** EXERCISE DIRECTIONS **
Read the lines below and count those that have the word "Resolution". Respond with the number only.

Chart and figure data:
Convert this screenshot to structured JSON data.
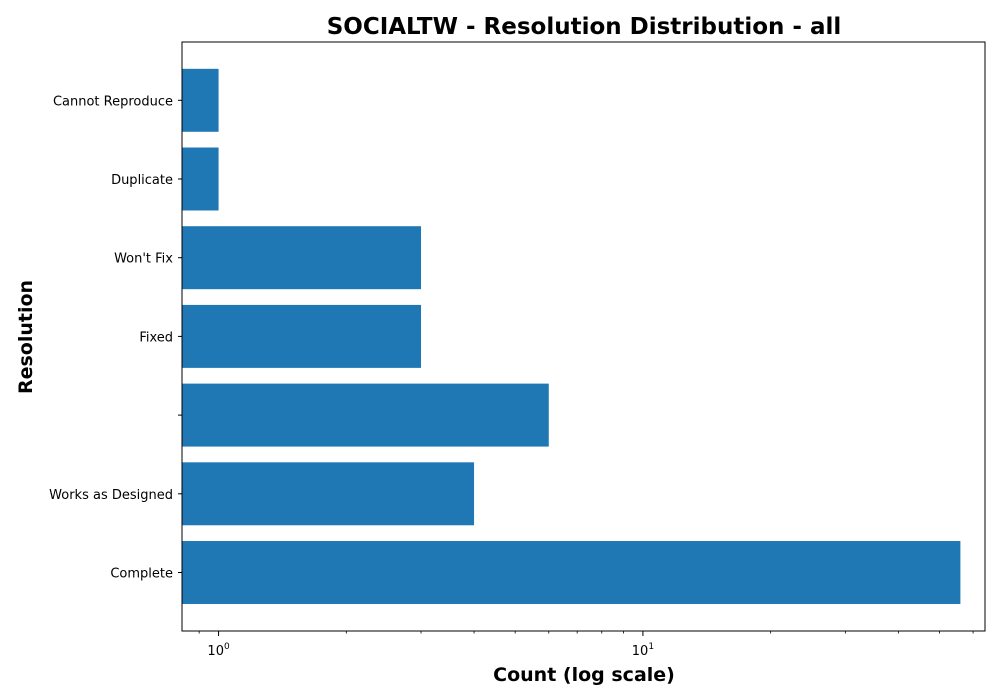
{
  "chart_data": {
    "type": "bar",
    "orientation": "horizontal",
    "title": "SOCIALTW - Resolution Distribution - all",
    "xlabel": "Count (log scale)",
    "ylabel": "Resolution",
    "xscale": "log",
    "xlim": [
      0.82,
      64
    ],
    "x_ticks": [
      {
        "value": 1,
        "base": "10",
        "exp": "0"
      },
      {
        "value": 10,
        "base": "10",
        "exp": "1"
      }
    ],
    "categories": [
      "Complete",
      "Works as Designed",
      "",
      "Fixed",
      "Won't Fix",
      "Duplicate",
      "Cannot Reproduce"
    ],
    "values": [
      56,
      4,
      6,
      3,
      3,
      1,
      1
    ],
    "bar_color": "#1f77b4",
    "grid": false
  }
}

** ANSWER TO THIS EXERCISE **
2